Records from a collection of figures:
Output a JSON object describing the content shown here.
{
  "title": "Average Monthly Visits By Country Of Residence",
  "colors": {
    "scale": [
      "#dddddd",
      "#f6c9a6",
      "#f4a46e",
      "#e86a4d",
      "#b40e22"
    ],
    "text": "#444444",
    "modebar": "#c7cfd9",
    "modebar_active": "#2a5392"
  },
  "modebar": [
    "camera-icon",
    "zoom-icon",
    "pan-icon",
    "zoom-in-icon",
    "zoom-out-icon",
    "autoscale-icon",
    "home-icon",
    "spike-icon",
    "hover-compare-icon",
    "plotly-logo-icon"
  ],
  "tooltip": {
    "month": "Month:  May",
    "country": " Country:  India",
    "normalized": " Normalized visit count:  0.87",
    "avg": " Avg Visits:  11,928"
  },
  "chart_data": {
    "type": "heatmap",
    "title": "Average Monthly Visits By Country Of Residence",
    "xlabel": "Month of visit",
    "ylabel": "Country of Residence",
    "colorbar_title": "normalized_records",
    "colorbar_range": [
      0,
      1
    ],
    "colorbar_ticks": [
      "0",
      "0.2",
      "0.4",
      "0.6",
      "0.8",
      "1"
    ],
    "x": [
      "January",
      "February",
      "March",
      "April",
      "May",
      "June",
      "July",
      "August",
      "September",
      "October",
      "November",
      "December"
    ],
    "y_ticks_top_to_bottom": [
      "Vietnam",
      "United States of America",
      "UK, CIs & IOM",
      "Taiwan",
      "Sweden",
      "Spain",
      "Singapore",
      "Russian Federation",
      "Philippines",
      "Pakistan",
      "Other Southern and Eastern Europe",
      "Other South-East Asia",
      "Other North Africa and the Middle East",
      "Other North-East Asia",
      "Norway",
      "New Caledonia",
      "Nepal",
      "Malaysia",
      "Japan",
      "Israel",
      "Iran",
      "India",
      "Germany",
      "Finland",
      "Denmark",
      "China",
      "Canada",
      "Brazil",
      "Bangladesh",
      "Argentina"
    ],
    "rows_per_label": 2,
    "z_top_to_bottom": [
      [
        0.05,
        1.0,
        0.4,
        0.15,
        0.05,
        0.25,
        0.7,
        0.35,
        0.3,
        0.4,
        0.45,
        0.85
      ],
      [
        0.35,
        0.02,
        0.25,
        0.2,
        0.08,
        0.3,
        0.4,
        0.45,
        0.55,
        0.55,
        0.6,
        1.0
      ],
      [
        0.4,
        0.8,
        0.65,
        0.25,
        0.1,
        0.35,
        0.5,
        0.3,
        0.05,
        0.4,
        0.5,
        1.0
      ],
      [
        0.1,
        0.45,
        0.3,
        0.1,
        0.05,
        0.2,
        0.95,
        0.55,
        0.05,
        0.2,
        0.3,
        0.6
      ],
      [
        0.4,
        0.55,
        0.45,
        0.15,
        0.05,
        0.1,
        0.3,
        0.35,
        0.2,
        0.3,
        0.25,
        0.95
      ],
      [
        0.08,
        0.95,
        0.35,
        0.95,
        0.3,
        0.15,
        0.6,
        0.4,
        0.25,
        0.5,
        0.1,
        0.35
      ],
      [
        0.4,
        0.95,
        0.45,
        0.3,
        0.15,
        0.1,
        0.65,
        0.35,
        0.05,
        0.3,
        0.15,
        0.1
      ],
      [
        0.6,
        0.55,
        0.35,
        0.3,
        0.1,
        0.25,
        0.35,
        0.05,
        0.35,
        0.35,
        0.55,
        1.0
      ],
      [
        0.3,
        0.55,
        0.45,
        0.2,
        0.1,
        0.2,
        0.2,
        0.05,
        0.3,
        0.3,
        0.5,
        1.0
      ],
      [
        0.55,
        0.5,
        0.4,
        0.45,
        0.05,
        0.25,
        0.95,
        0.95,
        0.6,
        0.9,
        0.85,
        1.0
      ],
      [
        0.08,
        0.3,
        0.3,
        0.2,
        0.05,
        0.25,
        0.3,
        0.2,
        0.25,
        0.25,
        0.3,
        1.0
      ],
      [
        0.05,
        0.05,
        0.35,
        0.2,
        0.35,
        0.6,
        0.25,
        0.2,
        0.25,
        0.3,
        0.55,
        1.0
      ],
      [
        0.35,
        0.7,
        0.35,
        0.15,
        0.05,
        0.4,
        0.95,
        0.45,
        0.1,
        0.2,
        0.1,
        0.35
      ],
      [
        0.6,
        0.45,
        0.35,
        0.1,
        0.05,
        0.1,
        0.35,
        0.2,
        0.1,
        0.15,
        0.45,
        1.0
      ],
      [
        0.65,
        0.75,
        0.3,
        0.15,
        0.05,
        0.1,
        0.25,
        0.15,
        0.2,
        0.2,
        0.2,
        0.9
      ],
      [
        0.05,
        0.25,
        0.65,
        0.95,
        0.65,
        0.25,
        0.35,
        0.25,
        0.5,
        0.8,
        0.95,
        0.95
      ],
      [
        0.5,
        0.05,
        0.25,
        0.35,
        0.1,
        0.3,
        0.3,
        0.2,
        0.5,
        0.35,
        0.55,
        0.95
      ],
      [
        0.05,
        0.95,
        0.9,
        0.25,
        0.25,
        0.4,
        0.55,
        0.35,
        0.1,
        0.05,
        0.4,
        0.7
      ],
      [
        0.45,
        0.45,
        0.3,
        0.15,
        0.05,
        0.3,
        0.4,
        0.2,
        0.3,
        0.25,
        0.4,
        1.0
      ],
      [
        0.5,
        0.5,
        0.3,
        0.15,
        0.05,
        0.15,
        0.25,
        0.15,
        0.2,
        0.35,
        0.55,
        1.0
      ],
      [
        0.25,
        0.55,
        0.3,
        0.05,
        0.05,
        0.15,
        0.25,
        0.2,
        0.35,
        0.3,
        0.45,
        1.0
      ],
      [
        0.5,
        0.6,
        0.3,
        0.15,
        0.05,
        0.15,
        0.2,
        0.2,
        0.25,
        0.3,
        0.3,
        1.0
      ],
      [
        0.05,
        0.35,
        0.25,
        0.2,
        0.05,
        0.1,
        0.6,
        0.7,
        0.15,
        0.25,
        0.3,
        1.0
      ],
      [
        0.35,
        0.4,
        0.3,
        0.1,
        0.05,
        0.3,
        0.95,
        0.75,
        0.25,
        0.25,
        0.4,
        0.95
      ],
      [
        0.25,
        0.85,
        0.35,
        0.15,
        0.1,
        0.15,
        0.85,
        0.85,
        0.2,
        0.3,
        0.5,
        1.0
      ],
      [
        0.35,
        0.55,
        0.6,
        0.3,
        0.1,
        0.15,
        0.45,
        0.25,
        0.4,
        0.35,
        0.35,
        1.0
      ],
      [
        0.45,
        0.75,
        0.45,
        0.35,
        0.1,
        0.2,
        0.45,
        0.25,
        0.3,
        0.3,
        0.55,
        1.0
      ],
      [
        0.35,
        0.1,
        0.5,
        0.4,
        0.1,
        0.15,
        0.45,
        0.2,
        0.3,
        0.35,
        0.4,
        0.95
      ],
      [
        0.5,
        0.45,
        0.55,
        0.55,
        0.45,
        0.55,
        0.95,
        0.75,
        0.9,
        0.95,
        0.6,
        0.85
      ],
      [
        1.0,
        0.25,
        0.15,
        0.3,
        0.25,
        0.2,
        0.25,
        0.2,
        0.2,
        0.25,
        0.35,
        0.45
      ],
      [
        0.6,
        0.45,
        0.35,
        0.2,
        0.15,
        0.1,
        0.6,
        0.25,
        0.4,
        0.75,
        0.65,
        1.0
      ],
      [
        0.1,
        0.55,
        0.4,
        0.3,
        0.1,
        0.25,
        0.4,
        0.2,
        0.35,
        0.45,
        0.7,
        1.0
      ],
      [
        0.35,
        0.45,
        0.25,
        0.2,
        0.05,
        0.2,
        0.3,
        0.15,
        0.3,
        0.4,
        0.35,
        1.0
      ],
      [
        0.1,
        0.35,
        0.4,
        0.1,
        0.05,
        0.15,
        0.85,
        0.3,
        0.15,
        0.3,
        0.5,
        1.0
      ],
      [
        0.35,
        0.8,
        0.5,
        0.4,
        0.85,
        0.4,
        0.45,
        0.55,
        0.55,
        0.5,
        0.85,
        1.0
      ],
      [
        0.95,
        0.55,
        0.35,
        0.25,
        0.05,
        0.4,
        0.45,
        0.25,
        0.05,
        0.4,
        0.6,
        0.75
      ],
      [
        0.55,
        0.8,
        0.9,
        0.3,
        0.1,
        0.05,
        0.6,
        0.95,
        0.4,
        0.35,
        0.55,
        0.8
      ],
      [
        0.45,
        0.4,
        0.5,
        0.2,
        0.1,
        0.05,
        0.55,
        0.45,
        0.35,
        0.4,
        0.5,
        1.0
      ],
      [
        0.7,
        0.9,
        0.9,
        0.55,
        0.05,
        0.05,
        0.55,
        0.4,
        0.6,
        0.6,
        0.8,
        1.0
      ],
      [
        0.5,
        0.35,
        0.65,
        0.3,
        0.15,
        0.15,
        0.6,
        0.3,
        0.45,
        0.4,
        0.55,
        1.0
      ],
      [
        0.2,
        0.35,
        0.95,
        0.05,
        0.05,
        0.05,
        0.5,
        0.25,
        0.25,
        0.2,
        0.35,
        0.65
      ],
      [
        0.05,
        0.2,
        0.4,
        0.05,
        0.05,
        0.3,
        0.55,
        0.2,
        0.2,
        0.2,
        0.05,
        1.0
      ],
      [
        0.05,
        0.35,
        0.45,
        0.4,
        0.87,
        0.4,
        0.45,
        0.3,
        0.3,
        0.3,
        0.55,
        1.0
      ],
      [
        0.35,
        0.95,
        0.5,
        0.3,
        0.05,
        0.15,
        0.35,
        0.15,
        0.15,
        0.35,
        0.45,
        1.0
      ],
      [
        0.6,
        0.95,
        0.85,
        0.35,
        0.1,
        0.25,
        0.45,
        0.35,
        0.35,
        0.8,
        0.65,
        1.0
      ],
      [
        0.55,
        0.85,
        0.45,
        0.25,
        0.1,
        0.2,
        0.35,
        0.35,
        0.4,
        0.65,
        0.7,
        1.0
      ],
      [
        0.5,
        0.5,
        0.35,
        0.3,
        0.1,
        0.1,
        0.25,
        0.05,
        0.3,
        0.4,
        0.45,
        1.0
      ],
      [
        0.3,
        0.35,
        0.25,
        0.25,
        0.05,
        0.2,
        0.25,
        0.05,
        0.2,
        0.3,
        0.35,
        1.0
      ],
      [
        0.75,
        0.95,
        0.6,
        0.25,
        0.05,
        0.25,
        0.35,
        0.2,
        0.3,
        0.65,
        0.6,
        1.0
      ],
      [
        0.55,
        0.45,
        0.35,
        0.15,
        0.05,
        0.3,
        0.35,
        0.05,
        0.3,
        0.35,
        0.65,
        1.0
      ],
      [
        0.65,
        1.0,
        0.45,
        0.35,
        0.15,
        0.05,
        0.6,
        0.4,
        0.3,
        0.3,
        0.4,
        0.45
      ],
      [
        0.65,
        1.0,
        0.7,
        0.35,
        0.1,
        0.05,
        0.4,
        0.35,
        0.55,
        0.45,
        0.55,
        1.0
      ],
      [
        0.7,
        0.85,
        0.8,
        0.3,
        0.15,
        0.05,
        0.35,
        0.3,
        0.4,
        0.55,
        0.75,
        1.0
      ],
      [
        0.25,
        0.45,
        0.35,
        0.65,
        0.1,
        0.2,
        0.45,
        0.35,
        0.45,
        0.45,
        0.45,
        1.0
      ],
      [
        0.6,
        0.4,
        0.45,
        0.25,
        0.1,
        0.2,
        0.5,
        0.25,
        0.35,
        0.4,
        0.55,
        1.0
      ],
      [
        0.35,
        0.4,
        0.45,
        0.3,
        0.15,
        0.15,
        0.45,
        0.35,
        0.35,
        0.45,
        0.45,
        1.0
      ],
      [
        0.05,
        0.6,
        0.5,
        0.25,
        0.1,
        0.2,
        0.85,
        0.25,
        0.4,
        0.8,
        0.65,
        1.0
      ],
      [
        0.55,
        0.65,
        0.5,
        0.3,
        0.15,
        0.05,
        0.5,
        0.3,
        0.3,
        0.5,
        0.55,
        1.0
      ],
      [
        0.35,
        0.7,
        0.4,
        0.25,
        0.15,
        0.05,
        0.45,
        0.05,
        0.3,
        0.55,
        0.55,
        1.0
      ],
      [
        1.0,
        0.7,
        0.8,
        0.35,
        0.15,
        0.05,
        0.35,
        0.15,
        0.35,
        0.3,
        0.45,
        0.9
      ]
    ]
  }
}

◆ **GIVEN REQUEST**
Provide solely the number of lines in the data that include the word "North".

◆ **RESULT OF THE TASK**
2